• _What is being asked_
Each line of the material below with the word "Aposteln" is to be reported.

BEGIN

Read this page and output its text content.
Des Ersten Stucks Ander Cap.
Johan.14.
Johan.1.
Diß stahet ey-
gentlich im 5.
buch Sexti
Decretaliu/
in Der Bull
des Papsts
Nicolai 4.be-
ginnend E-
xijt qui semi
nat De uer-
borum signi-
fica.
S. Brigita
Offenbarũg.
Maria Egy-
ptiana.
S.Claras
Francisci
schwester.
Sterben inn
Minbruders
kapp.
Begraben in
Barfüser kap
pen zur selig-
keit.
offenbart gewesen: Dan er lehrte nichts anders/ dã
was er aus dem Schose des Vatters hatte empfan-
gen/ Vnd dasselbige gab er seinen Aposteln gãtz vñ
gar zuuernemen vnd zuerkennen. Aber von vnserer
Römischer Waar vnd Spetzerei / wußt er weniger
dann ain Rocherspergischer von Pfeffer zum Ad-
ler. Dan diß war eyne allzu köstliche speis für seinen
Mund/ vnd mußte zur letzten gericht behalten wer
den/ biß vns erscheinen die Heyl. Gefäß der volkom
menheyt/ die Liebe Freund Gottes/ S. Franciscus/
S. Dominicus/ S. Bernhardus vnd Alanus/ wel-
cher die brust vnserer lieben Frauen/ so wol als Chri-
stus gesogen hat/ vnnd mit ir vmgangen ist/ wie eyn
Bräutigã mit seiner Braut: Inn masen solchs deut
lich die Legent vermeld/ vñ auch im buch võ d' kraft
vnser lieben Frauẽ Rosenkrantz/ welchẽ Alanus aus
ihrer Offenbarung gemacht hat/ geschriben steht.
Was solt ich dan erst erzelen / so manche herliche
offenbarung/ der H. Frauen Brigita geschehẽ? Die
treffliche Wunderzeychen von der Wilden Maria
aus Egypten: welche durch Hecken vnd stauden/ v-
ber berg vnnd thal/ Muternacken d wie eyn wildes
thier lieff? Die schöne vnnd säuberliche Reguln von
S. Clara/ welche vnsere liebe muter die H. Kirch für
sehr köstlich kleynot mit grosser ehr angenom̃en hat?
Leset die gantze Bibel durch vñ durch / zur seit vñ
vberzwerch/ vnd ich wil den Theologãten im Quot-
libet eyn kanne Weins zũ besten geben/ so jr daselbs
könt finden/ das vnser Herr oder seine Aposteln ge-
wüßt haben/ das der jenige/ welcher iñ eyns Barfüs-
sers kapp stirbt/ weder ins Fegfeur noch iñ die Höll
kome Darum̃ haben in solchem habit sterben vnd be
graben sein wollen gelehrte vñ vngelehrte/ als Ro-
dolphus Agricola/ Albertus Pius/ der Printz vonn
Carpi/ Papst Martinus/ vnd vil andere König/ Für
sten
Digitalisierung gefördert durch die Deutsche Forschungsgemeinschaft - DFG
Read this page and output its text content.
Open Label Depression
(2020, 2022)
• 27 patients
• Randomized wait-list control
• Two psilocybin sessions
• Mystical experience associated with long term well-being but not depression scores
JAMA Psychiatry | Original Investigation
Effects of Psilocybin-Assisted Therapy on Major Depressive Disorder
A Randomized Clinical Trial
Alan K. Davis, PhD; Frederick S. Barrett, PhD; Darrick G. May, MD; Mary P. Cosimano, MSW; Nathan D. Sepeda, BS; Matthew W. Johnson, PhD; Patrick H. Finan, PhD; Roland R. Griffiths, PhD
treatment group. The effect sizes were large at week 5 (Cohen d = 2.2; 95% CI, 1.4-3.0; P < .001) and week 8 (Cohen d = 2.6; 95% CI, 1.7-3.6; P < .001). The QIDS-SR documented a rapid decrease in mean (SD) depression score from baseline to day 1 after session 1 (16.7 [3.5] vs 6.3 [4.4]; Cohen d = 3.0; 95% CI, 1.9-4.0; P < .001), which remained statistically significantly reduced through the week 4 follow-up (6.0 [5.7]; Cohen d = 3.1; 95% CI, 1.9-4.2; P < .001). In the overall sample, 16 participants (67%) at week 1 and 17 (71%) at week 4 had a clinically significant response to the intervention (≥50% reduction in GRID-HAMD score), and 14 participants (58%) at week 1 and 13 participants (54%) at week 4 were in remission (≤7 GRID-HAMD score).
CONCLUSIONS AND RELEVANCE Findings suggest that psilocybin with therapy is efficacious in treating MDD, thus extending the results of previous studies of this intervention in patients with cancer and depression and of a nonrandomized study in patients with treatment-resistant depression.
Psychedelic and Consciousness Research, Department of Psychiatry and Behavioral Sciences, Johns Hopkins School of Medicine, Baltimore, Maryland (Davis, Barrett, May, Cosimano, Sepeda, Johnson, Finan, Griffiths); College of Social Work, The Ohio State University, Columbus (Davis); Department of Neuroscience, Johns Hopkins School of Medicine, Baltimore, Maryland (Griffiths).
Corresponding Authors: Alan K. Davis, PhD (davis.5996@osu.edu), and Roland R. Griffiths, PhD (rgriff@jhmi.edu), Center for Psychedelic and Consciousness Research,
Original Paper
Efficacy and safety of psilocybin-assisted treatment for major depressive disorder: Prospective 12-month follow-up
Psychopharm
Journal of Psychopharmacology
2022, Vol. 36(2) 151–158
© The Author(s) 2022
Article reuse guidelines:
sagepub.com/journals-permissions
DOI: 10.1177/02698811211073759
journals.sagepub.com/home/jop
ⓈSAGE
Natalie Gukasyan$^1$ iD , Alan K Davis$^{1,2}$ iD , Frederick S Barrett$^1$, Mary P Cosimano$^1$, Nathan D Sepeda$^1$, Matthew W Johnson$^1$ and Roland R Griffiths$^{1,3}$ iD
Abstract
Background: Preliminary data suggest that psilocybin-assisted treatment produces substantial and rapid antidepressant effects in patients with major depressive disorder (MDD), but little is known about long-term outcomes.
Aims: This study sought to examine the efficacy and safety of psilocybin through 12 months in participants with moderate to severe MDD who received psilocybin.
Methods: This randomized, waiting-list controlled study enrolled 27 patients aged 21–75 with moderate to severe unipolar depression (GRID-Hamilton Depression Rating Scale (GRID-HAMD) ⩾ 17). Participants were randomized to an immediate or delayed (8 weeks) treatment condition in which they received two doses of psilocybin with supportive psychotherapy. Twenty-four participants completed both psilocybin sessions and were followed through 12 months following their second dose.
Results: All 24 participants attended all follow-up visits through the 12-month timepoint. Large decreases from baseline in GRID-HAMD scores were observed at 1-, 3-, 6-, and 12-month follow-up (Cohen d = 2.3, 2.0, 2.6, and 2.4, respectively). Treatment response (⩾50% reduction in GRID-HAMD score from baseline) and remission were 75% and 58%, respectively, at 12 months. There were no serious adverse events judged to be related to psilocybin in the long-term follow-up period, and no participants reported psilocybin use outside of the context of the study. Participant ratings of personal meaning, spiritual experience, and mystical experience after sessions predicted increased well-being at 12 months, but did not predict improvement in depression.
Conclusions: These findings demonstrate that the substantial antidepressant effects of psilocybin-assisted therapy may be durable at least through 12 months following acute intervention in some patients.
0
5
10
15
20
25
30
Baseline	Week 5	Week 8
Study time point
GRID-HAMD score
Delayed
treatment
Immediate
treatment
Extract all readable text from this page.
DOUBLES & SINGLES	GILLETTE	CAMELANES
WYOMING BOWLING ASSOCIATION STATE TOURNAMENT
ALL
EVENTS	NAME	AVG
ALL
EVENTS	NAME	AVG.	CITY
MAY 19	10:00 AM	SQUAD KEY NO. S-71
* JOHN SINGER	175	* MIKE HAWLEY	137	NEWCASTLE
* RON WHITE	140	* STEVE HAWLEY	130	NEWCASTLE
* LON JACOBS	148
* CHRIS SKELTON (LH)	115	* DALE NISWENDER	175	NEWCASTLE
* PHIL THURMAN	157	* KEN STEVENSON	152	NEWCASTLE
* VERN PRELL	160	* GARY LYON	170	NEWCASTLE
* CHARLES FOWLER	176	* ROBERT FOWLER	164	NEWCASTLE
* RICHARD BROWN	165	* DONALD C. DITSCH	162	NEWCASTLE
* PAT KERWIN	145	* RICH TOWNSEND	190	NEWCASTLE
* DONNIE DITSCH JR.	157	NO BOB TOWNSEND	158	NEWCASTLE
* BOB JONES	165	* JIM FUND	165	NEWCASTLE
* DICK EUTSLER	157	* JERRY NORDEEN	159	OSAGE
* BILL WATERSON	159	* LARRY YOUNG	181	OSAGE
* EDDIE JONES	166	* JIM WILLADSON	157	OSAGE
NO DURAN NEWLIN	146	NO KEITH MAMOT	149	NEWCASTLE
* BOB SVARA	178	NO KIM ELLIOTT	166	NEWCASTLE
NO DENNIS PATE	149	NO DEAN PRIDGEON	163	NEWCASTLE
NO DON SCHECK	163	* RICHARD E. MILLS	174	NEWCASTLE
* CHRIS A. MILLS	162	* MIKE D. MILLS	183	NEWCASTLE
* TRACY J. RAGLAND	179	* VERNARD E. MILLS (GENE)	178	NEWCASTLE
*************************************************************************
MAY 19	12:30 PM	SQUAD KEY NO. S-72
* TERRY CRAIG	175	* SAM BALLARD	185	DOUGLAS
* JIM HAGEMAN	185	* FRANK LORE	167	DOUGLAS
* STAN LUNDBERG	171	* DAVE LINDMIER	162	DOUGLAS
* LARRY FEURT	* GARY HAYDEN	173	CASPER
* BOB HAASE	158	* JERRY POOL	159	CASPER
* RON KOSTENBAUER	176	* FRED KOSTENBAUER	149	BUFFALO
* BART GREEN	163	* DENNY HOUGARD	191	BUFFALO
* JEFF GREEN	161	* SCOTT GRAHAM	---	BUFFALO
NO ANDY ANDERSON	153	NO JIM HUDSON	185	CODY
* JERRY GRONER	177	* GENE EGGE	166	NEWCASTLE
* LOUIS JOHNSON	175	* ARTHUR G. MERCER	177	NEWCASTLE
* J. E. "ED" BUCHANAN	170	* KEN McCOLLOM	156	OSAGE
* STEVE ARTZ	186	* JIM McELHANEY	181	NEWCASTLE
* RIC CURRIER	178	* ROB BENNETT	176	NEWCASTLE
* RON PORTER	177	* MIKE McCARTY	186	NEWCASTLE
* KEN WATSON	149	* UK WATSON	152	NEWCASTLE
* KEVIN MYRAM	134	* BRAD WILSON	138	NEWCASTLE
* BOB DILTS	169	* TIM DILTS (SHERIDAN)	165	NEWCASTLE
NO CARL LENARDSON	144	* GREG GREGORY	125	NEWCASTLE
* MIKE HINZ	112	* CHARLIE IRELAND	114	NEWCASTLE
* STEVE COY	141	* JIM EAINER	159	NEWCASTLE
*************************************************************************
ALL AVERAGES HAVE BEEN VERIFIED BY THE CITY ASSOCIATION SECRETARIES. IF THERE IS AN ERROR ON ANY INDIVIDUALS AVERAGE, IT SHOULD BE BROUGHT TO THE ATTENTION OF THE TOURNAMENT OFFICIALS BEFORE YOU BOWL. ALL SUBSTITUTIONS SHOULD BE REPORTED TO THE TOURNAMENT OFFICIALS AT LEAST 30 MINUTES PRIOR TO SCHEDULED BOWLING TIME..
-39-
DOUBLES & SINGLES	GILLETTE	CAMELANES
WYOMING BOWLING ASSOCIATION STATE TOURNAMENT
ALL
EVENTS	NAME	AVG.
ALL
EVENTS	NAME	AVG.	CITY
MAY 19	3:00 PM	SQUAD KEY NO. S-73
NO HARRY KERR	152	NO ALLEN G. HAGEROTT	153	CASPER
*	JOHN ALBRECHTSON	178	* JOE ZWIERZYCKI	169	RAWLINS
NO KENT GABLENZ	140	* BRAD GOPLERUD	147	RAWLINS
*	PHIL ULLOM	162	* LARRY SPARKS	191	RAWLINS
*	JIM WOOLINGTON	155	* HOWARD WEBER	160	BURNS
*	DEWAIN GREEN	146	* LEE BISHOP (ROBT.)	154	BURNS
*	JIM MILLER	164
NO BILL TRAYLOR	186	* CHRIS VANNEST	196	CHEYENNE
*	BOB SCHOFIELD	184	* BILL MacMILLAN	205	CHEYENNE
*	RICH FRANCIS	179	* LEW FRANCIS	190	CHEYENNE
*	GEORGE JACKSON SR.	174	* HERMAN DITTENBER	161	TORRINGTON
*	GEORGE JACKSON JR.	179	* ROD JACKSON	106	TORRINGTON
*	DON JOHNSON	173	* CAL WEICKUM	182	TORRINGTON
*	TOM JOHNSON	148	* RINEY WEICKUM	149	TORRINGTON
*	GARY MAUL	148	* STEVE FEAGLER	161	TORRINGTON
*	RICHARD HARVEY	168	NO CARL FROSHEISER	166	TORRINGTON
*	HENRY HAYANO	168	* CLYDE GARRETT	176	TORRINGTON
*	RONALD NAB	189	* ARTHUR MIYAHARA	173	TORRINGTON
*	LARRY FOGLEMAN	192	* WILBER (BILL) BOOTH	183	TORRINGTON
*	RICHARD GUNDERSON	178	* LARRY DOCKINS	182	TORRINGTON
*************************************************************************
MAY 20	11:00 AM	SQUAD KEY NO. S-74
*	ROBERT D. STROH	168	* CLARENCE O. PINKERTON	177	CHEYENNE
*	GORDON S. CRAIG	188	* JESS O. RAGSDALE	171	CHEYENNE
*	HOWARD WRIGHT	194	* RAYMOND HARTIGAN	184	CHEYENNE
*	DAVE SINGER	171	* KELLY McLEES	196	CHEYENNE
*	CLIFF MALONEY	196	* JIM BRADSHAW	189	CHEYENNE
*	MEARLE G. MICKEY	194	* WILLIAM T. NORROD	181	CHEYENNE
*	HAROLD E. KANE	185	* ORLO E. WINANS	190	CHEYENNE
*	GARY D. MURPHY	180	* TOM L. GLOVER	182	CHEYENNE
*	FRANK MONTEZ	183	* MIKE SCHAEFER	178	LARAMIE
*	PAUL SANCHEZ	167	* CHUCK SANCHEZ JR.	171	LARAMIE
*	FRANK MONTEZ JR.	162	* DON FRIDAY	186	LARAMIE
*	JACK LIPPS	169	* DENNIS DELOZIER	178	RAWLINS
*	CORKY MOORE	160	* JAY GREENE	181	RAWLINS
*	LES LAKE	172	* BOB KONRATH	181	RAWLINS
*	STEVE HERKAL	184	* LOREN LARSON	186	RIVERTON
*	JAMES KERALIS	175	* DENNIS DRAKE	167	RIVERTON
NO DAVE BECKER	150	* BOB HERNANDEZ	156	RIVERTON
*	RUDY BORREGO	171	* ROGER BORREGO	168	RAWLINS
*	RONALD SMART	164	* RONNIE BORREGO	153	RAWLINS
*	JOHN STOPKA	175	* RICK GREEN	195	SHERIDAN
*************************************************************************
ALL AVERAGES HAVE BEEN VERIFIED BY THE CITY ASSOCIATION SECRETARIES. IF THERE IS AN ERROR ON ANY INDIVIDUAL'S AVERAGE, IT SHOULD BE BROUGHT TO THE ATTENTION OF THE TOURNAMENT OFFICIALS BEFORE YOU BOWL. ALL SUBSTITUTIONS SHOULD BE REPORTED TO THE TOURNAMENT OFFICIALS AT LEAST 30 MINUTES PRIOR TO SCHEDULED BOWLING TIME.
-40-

END

• _Finished task_
gen/ Vnd dasselbige gab er seinen Aposteln gãtz vñ
könt finden/ das vnser Herr oder seine Aposteln ge-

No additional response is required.